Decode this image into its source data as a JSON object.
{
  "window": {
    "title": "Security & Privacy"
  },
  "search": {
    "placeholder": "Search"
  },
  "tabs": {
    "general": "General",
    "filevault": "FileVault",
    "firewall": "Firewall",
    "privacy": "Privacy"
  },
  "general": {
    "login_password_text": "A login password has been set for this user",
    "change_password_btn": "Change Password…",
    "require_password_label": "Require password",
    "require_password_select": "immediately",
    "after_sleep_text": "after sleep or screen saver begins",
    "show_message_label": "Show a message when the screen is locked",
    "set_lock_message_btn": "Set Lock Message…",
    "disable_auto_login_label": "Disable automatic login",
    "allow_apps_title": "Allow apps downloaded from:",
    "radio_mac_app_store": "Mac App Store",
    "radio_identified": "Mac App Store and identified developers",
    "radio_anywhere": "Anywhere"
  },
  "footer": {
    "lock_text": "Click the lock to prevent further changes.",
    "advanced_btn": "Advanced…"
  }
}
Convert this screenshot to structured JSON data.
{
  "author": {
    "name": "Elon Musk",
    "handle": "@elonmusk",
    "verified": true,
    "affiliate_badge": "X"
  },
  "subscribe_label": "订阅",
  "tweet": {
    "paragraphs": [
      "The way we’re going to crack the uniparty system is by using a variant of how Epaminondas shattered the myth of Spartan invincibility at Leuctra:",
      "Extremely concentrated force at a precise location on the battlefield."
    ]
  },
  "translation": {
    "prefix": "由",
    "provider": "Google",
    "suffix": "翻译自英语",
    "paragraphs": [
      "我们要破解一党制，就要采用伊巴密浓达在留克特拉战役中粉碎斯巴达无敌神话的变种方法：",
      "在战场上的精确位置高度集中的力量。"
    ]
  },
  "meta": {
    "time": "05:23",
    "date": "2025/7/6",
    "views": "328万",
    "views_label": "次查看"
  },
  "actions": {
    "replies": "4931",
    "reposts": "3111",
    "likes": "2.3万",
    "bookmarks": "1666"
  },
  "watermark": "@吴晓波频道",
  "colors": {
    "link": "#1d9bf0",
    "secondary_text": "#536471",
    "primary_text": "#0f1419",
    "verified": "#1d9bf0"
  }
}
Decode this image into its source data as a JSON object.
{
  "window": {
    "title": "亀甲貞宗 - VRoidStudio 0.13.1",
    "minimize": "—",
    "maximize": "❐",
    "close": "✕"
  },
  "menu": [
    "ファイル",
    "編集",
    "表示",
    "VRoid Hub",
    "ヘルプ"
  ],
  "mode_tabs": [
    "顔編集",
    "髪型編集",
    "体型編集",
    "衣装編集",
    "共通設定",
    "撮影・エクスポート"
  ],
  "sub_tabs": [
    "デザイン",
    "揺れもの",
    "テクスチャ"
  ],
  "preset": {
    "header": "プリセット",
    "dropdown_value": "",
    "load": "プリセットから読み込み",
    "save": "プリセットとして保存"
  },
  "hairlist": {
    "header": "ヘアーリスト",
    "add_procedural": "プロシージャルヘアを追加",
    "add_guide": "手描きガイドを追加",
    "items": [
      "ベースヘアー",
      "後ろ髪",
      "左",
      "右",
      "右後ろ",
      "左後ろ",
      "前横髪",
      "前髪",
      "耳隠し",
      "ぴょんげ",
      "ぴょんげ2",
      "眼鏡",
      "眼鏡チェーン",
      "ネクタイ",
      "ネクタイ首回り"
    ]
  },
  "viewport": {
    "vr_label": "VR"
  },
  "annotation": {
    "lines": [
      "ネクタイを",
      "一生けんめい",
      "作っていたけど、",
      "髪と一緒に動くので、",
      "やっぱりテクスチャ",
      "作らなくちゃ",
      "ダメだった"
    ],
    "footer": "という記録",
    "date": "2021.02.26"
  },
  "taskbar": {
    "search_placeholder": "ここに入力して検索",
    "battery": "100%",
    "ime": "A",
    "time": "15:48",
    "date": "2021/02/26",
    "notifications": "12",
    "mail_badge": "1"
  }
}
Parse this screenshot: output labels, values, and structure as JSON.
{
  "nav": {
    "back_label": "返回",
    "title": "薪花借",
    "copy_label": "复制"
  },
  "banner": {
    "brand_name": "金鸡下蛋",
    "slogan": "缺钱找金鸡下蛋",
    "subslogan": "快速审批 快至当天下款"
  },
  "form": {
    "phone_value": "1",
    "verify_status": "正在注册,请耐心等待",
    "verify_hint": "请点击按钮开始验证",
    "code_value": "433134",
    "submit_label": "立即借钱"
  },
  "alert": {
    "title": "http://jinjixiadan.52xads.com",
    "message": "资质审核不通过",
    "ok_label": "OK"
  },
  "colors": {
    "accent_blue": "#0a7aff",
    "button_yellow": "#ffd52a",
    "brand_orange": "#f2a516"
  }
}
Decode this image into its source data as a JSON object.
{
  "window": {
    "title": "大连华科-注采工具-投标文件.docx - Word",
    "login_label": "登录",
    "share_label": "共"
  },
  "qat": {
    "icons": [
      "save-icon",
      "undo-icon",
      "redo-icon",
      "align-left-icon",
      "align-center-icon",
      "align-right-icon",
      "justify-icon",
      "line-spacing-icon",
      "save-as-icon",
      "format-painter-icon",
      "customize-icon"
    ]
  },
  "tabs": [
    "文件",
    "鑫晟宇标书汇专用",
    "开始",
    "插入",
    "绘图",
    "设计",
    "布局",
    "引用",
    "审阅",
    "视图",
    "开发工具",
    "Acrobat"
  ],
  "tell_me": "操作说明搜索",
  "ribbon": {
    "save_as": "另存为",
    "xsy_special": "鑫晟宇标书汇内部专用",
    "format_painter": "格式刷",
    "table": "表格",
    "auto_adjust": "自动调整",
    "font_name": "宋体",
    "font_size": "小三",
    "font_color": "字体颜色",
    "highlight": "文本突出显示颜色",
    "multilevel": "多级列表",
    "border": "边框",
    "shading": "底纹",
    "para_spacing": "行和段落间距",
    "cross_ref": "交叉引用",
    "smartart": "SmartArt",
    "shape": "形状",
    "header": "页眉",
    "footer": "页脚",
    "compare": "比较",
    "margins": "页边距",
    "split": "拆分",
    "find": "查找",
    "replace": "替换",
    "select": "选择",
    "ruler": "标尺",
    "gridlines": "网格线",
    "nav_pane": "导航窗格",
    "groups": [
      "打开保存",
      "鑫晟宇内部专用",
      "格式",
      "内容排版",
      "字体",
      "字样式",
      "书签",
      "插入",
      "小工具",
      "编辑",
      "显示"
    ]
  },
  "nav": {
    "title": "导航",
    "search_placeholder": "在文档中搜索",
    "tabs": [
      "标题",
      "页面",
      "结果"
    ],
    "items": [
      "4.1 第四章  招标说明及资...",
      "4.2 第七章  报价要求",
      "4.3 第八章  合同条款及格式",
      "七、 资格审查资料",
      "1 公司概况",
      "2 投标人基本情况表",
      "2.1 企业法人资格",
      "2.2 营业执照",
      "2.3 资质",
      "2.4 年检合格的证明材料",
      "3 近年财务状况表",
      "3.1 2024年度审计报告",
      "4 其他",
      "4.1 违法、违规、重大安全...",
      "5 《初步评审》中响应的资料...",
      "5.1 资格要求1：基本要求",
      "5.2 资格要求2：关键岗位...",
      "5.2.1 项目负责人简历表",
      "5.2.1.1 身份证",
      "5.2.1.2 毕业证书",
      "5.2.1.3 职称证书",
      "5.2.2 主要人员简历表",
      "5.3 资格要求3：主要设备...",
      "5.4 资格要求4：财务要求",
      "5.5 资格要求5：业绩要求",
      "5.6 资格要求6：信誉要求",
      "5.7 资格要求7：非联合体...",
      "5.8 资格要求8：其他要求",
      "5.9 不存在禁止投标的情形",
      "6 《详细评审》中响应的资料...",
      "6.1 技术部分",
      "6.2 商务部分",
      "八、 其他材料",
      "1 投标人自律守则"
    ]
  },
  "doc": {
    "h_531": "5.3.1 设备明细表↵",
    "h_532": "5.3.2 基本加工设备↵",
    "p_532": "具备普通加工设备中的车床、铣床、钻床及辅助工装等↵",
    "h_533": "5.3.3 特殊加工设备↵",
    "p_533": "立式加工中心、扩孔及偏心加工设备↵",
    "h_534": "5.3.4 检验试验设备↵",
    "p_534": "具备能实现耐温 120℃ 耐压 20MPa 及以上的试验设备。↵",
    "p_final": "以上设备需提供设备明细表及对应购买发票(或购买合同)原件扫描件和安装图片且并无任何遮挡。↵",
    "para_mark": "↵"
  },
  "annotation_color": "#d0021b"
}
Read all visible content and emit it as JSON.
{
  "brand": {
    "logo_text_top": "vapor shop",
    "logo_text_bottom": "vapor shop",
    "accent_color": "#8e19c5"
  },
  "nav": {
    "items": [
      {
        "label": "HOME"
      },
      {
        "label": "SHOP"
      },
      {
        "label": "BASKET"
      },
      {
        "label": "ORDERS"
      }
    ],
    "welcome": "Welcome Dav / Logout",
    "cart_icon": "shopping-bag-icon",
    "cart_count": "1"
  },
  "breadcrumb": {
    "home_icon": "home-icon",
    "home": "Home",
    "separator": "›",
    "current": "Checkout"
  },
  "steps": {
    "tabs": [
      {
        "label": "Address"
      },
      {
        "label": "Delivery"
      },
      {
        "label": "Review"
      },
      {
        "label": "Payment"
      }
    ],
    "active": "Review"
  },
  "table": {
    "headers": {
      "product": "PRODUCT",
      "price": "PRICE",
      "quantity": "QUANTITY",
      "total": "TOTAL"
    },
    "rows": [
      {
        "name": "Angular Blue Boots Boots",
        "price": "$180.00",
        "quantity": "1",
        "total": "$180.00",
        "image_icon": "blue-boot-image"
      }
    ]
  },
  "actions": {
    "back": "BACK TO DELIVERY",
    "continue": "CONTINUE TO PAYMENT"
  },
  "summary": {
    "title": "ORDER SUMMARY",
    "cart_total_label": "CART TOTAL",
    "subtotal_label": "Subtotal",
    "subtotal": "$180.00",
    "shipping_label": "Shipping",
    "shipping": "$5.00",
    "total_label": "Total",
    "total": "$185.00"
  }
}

# # # # #

* Task goal
Keep only those lines of the records that hold "align", and return them.

* The solution
      "align-left-icon",
      "align-center-icon",
      "align-right-icon",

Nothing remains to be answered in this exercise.